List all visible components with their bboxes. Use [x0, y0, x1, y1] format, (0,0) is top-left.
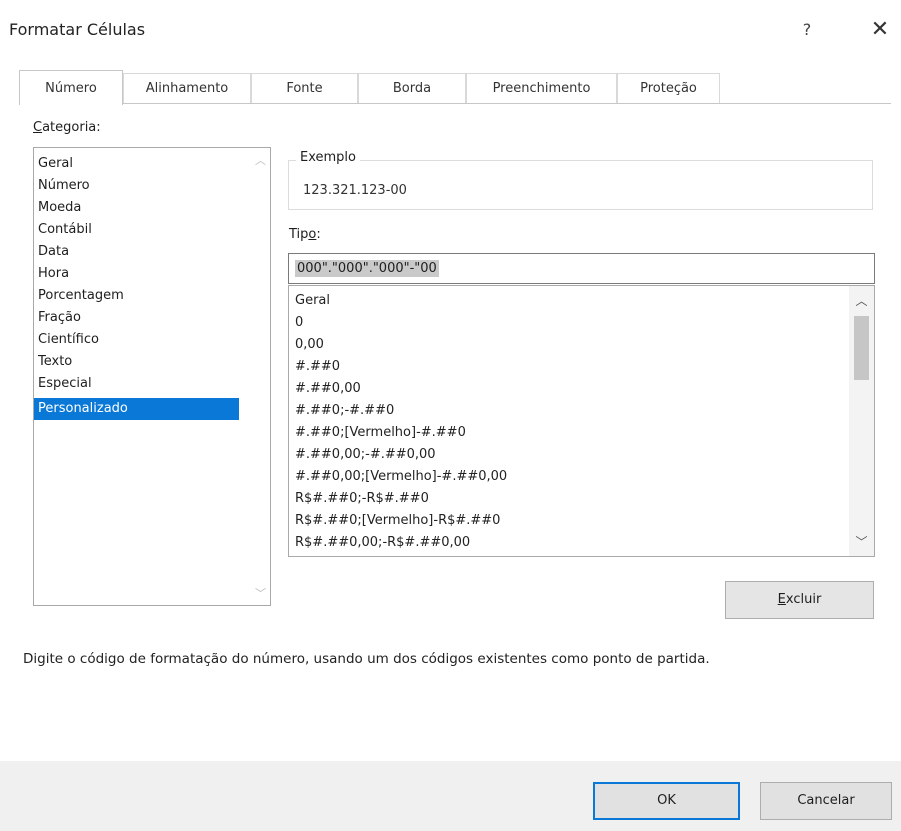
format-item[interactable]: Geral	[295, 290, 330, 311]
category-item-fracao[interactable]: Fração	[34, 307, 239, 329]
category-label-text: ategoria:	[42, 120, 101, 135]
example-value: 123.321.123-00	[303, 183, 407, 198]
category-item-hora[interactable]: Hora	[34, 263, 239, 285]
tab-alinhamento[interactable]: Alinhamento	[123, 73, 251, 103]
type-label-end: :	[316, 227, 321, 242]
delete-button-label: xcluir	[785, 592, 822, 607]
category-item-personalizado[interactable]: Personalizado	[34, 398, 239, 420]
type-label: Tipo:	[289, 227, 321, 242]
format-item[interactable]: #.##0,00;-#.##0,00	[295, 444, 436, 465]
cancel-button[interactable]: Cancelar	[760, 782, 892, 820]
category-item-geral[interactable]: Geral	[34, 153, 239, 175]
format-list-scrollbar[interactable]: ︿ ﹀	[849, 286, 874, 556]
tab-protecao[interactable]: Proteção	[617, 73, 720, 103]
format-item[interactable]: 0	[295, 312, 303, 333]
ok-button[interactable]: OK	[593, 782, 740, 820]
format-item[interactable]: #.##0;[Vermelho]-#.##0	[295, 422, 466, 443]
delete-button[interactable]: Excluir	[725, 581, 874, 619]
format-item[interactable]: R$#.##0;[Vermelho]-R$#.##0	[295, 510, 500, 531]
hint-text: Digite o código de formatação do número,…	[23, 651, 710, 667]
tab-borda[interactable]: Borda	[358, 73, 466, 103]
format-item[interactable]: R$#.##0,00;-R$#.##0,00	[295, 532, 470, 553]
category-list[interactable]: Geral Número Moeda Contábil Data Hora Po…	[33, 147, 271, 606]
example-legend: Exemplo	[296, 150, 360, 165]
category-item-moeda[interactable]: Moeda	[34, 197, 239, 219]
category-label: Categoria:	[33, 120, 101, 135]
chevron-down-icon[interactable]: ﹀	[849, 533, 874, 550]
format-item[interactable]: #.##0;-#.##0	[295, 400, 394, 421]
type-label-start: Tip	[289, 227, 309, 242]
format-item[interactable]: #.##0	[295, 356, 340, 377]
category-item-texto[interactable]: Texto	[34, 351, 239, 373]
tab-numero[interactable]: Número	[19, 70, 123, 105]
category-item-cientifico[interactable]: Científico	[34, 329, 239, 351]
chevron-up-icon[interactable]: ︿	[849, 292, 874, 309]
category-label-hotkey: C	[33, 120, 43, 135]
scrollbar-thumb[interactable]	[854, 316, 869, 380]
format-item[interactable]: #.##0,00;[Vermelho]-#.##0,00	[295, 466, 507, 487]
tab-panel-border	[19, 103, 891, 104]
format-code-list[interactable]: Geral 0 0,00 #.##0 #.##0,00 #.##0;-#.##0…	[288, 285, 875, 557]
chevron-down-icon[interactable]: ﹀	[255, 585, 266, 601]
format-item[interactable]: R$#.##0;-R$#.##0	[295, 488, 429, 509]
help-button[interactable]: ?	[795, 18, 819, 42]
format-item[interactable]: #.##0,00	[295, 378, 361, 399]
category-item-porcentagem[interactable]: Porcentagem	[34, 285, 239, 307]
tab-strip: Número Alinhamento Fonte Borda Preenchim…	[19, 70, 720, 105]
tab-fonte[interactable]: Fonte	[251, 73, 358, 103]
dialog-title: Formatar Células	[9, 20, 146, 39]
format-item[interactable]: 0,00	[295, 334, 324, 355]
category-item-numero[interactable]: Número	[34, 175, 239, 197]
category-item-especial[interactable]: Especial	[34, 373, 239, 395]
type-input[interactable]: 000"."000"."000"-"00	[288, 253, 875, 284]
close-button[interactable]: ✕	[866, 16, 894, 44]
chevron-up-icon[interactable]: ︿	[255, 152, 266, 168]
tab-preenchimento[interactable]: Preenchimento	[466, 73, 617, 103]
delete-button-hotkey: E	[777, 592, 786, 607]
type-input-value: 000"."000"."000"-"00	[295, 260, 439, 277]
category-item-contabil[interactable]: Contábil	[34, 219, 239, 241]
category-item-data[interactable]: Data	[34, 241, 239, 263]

_ _ _ _ _ _ _

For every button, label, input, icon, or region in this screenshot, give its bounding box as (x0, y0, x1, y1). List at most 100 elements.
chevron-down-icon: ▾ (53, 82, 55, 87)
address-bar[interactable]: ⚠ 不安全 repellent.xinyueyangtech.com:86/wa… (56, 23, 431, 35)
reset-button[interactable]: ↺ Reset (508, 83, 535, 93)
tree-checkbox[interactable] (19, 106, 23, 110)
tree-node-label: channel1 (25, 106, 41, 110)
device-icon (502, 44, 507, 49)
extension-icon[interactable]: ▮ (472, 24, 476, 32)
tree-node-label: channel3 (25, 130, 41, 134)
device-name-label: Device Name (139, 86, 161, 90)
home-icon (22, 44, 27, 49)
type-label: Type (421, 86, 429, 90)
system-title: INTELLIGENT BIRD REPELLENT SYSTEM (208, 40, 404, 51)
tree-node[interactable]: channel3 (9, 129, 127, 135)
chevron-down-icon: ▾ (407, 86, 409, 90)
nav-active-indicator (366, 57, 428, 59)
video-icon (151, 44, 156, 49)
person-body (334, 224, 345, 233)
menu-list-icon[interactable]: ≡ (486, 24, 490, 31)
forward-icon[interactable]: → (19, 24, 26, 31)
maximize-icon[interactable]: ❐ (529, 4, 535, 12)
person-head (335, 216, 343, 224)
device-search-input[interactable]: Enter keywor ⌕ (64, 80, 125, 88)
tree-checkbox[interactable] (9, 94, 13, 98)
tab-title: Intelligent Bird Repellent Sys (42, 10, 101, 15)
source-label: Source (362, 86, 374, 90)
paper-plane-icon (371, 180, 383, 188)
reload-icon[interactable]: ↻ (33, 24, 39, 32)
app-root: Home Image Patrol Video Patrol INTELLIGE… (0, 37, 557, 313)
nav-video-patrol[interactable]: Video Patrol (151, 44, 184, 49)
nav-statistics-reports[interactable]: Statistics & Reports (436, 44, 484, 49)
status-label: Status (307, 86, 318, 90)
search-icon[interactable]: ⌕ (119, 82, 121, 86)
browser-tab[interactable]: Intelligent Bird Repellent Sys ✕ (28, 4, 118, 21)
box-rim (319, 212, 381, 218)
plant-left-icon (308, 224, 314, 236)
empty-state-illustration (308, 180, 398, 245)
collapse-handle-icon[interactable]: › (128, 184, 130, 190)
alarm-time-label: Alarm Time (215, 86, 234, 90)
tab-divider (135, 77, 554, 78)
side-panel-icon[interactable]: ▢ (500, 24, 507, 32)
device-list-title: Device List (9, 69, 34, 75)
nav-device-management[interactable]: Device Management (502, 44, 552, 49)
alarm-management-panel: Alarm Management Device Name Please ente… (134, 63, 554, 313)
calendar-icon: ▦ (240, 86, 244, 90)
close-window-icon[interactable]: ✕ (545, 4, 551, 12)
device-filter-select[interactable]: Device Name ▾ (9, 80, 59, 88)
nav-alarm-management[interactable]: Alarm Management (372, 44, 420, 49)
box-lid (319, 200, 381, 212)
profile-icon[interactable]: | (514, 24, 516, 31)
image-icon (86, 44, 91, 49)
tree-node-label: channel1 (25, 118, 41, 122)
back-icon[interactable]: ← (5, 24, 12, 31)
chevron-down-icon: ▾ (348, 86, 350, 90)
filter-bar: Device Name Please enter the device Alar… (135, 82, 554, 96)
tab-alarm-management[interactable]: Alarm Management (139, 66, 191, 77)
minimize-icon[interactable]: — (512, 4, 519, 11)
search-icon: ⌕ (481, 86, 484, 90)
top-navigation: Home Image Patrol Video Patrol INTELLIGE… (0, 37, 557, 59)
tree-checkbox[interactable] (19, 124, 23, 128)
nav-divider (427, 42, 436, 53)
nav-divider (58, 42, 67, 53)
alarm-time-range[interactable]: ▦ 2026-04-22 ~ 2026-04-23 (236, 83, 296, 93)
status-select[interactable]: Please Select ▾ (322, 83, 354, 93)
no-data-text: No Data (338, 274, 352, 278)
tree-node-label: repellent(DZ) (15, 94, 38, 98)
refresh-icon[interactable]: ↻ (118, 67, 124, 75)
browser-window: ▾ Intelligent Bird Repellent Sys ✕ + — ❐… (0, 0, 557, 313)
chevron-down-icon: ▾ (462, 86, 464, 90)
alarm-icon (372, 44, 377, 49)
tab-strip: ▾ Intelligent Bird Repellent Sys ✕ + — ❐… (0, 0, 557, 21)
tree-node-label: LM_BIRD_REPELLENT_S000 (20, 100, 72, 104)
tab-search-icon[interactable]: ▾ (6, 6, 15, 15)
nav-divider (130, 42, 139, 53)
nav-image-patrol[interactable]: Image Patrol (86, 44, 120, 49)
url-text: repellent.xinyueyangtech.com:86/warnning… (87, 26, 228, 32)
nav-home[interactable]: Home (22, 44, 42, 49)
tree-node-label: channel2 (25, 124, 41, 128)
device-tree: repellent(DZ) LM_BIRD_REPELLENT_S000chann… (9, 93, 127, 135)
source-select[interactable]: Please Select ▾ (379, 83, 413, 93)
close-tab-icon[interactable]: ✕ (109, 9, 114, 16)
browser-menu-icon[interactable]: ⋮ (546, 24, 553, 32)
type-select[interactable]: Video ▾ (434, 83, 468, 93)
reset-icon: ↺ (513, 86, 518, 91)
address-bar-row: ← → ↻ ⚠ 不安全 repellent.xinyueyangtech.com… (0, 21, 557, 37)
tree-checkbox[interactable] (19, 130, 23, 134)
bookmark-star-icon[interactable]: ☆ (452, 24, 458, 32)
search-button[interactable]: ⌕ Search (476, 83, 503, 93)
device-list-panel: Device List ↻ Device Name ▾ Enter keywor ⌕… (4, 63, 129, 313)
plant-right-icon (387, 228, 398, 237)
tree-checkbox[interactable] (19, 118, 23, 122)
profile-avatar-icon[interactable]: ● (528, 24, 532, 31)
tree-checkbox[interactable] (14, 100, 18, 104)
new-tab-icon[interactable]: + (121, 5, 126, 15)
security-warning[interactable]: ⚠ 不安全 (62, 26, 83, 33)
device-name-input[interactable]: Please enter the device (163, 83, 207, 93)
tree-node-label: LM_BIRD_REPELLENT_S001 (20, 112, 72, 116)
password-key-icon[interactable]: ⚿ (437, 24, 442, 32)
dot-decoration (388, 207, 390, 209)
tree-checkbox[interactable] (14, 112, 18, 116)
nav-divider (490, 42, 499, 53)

_ _ _ _ _ _ _

Your objective
Copy out the listing lines starting at the one containing "For every button, label, input, icon, or" and ending at the one containing "menu-list-icon[interactable]: ≡ (486, 24, 490, 31)", reproducing each line without alteration.

Response to this exercise
For every button, label, input, icon, or region in this screenshot, give its bounding box as (x0, y0, x1, y1). List at most 100 elements.
chevron-down-icon: ▾ (53, 82, 55, 87)
address-bar[interactable]: ⚠ 不安全 repellent.xinyueyangtech.com:86/wa… (56, 23, 431, 35)
reset-button[interactable]: ↺ Reset (508, 83, 535, 93)
tree-checkbox[interactable] (19, 106, 23, 110)
tree-node-label: channel1 (25, 106, 41, 110)
device-icon (502, 44, 507, 49)
extension-icon[interactable]: ▮ (472, 24, 476, 32)
tree-node-label: channel3 (25, 130, 41, 134)
device-name-label: Device Name (139, 86, 161, 90)
home-icon (22, 44, 27, 49)
type-label: Type (421, 86, 429, 90)
system-title: INTELLIGENT BIRD REPELLENT SYSTEM (208, 40, 404, 51)
tree-node[interactable]: channel3 (9, 129, 127, 135)
chevron-down-icon: ▾ (407, 86, 409, 90)
nav-active-indicator (366, 57, 428, 59)
video-icon (151, 44, 156, 49)
person-body (334, 224, 345, 233)
menu-list-icon[interactable]: ≡ (486, 24, 490, 31)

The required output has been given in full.